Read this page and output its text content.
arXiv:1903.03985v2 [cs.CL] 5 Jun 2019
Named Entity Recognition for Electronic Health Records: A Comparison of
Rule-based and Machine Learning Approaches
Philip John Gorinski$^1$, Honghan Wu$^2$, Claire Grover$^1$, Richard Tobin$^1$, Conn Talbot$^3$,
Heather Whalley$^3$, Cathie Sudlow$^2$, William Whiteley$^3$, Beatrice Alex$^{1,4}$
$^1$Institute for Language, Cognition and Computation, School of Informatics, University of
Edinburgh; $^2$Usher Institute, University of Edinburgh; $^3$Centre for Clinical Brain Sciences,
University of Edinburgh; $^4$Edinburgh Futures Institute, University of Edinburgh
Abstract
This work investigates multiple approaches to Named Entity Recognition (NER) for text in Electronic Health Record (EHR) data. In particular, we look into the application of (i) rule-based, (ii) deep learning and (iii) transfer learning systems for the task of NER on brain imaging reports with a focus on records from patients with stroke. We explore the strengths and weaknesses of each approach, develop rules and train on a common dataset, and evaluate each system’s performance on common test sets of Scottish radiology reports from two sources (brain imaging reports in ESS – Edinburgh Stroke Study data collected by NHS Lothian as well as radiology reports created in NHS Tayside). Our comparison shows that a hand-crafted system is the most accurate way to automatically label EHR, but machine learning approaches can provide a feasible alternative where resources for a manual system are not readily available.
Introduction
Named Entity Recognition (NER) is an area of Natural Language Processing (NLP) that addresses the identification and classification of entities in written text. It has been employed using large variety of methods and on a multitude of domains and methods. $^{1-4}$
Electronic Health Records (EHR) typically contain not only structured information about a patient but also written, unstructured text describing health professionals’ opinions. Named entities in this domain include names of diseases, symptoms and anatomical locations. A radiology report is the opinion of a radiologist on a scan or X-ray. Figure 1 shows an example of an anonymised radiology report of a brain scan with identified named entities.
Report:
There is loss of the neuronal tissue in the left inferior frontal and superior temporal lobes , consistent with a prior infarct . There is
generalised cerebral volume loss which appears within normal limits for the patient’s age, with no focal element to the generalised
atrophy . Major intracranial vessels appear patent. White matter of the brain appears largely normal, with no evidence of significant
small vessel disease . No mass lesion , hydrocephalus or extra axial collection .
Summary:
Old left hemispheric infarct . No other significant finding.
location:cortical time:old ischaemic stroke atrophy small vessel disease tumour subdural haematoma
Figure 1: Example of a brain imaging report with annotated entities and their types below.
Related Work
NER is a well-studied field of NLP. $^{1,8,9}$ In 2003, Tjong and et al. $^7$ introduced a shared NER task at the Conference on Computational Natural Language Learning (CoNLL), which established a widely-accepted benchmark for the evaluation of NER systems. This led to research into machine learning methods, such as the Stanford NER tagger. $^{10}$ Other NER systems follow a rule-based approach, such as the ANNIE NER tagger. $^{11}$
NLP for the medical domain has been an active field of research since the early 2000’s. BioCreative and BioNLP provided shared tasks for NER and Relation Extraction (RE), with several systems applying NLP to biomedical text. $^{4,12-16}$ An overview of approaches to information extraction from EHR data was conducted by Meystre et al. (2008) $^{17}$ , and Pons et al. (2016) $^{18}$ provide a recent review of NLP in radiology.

__Your goal__.
Your answer should be each line from the entries that includes the string "loss".

__Solution to the problem__.
There is loss of the neuronal tissue in the left inferior frontal and superior temporal lobes , consistent with a prior infarct . There is
generalised cerebral volume loss which appears within normal limits for the patient’s age, with no focal element to the generalised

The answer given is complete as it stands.